**Set task**: Note how many lines include the word "vitesse", and give that number by itself.

····················

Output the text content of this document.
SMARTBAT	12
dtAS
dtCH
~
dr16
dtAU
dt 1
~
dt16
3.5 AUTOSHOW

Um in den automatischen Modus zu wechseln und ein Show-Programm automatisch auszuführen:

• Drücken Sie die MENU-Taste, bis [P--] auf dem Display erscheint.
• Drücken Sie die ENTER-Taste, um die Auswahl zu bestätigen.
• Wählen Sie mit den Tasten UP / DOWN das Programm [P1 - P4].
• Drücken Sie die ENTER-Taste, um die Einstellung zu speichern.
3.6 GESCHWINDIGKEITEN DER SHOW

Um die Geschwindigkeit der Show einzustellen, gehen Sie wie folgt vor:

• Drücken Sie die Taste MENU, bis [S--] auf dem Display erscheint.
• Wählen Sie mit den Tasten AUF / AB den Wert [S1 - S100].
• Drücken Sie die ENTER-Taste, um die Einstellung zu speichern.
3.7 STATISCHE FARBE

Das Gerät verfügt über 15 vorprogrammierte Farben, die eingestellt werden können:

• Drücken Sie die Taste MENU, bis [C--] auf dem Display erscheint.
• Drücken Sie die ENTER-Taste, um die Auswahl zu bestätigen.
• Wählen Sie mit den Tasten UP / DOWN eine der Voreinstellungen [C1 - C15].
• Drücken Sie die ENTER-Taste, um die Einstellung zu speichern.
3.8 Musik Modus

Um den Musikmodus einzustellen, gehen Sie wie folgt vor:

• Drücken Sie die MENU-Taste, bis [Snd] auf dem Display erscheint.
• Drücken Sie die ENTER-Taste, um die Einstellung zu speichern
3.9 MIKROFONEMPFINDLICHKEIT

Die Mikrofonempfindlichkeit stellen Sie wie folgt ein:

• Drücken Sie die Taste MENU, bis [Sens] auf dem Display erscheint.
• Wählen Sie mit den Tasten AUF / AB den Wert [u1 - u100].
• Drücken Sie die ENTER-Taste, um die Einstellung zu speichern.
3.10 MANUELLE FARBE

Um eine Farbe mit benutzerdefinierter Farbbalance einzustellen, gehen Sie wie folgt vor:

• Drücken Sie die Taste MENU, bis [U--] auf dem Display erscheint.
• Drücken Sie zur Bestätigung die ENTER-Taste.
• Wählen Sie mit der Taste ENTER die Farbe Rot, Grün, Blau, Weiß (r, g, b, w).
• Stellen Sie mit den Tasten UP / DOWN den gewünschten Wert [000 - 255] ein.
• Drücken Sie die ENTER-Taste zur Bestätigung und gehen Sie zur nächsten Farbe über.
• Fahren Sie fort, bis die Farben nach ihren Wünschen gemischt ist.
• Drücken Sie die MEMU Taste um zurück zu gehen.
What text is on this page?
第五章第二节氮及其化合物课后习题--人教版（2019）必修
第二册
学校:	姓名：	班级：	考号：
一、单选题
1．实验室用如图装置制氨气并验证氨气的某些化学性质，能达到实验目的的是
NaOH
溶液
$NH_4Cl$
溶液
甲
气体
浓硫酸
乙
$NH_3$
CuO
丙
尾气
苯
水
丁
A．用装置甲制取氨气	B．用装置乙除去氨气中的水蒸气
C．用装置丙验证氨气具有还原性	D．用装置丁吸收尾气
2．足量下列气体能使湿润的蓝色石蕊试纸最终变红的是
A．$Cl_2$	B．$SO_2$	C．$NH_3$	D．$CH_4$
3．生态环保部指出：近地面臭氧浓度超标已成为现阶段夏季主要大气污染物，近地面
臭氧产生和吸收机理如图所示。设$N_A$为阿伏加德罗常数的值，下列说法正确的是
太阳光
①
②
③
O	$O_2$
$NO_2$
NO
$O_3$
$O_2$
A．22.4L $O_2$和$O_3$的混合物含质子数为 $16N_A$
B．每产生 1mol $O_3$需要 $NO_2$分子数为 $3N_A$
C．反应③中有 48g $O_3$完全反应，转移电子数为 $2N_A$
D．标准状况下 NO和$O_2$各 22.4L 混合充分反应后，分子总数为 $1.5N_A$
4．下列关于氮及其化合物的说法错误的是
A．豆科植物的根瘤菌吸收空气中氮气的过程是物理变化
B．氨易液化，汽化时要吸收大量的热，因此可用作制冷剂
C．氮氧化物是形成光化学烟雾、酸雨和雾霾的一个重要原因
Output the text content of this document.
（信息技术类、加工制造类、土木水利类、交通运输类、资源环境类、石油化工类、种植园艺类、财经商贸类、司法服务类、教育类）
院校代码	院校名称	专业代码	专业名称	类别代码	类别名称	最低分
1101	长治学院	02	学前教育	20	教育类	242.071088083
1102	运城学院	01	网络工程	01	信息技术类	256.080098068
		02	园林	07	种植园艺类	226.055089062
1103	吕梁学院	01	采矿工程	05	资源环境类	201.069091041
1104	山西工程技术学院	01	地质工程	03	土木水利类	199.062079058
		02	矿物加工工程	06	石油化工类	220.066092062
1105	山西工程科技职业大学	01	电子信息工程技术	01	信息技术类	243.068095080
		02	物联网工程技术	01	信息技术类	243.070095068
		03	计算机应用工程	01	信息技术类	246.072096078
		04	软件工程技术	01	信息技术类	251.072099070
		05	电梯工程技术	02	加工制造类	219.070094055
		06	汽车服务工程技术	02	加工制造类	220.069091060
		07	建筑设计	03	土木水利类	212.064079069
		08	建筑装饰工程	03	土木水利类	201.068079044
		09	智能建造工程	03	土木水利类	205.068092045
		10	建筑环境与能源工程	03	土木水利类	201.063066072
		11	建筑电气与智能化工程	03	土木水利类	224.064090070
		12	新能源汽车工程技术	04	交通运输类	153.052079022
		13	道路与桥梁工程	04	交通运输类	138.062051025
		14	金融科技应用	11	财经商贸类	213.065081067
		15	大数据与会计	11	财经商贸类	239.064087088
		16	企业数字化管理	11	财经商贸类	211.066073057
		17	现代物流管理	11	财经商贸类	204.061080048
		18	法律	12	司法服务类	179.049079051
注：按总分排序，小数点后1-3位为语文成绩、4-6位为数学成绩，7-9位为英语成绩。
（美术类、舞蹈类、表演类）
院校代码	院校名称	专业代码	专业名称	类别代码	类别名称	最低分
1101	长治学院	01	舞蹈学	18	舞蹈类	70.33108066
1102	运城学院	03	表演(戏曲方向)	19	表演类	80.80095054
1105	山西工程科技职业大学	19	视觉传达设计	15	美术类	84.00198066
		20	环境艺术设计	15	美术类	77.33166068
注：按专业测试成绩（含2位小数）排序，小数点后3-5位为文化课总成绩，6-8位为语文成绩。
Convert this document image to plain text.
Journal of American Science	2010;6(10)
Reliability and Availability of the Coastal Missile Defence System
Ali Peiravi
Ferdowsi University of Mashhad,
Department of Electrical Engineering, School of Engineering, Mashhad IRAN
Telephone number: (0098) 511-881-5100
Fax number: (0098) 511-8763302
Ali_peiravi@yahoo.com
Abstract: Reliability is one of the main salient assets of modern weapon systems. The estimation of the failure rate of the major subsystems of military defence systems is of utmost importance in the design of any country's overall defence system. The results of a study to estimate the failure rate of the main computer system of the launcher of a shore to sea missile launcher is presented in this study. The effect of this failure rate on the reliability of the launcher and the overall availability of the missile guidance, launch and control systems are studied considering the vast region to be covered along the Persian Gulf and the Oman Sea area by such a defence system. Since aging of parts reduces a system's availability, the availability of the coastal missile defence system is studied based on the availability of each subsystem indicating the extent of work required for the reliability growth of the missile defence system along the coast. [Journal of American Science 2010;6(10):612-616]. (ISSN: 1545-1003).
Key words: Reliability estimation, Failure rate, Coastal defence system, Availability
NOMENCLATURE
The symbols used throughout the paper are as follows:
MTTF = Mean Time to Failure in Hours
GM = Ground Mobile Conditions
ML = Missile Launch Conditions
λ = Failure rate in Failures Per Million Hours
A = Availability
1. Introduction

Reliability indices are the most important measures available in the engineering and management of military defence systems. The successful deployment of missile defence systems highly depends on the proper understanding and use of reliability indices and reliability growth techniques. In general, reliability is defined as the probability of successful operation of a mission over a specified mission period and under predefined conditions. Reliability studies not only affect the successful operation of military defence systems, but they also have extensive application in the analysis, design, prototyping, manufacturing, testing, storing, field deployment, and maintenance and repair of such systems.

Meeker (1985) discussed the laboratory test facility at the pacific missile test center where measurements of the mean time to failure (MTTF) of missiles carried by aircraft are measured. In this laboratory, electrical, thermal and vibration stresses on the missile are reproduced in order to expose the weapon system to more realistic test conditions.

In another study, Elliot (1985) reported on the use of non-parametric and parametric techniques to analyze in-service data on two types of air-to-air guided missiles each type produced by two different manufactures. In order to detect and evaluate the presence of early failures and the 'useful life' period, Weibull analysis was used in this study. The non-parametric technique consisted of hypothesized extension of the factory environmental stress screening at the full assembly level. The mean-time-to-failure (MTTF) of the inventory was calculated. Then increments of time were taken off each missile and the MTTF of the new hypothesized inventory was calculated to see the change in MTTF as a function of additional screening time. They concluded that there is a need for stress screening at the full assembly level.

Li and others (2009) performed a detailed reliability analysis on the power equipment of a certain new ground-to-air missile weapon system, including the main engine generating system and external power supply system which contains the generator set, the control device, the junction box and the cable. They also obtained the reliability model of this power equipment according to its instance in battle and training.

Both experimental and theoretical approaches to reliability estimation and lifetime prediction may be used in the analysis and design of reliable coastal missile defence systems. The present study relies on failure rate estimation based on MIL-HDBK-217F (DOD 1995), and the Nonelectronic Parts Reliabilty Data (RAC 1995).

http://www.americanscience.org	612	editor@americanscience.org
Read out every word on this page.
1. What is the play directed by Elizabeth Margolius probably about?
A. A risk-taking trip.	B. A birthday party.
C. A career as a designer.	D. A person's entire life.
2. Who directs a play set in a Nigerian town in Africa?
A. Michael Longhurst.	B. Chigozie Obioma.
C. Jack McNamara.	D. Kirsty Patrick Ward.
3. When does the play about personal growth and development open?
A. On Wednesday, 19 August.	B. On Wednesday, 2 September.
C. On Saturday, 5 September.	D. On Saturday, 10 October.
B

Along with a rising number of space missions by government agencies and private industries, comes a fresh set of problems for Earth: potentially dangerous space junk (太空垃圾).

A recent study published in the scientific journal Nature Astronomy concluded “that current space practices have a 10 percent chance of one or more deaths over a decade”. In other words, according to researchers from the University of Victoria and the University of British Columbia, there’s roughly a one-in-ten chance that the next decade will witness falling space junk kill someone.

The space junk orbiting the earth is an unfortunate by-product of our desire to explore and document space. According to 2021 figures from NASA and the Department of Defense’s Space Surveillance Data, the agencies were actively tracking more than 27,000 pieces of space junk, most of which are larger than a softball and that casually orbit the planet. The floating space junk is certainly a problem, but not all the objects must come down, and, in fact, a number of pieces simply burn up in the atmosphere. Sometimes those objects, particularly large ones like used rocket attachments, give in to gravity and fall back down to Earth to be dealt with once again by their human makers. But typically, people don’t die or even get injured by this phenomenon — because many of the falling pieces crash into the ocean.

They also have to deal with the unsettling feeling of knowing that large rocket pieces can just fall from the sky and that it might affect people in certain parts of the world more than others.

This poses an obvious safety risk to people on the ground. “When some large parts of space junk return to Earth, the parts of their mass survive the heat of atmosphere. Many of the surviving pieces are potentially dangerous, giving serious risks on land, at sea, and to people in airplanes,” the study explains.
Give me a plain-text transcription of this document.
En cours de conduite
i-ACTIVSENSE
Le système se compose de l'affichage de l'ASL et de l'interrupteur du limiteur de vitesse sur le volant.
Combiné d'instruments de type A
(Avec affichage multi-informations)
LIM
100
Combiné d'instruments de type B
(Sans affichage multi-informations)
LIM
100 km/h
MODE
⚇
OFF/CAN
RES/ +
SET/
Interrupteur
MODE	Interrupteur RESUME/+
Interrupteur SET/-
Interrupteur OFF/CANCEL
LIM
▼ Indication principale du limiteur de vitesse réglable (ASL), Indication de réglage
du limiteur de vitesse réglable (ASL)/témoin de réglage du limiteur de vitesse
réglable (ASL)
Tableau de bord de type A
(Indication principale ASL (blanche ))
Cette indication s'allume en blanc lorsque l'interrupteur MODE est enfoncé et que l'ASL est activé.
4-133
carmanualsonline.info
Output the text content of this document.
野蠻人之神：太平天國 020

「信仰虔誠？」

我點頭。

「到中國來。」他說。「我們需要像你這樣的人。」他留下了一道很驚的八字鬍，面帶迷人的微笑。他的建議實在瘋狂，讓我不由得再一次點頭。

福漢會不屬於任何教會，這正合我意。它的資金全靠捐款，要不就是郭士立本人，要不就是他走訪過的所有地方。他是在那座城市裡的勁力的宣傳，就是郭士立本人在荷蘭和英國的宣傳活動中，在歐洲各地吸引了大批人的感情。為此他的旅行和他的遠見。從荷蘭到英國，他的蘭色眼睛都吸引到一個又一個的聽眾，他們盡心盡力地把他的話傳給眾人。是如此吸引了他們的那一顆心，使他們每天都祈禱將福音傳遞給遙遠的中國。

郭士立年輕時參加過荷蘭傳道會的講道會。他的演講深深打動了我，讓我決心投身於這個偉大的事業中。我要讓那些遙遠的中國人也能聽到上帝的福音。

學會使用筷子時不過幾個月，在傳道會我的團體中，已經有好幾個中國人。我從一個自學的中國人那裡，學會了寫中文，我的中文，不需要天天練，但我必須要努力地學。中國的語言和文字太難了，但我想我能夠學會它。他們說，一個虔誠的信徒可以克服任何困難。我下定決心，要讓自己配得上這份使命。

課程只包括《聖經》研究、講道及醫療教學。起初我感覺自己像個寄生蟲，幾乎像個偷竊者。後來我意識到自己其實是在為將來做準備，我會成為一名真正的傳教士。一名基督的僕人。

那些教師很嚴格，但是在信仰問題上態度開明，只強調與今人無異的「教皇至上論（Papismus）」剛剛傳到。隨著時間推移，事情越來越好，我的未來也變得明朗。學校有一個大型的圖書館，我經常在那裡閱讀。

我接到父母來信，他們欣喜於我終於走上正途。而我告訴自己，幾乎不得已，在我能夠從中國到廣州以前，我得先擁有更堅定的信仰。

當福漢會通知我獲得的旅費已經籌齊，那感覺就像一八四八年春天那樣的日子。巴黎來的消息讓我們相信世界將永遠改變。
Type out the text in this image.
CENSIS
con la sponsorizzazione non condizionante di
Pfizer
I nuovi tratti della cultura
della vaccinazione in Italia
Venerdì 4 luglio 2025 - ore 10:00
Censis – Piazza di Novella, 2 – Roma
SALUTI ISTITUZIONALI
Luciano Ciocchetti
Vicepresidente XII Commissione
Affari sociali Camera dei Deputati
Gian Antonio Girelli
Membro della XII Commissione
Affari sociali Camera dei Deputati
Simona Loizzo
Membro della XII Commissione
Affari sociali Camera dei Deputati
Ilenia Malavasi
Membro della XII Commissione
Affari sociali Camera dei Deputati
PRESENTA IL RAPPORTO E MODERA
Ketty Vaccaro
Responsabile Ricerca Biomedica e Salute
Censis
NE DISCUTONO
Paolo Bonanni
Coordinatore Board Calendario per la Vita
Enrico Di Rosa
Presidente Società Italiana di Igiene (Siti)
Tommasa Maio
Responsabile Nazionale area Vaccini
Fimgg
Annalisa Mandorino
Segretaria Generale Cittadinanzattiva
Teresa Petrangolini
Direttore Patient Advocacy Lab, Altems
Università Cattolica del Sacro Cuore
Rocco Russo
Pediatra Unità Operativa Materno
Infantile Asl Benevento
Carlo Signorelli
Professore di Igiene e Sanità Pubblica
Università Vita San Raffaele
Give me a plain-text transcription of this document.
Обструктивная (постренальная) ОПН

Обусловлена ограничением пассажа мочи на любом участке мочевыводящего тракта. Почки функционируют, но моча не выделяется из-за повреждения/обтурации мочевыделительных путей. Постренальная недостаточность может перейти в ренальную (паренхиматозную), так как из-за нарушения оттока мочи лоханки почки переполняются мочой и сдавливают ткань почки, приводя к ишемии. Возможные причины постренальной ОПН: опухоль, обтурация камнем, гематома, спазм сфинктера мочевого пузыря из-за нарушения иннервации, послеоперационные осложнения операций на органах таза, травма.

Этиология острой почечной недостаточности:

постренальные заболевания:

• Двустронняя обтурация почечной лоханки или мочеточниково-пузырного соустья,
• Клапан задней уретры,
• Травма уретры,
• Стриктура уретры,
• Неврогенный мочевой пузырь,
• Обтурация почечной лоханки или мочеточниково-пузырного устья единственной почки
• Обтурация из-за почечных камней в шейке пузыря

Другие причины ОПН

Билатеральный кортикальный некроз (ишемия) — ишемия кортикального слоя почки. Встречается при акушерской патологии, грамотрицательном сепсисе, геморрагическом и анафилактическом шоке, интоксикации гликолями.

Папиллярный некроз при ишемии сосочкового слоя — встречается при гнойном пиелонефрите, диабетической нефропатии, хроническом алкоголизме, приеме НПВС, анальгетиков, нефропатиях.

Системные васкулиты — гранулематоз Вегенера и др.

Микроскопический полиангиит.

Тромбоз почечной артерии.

····················

**Written response**: 3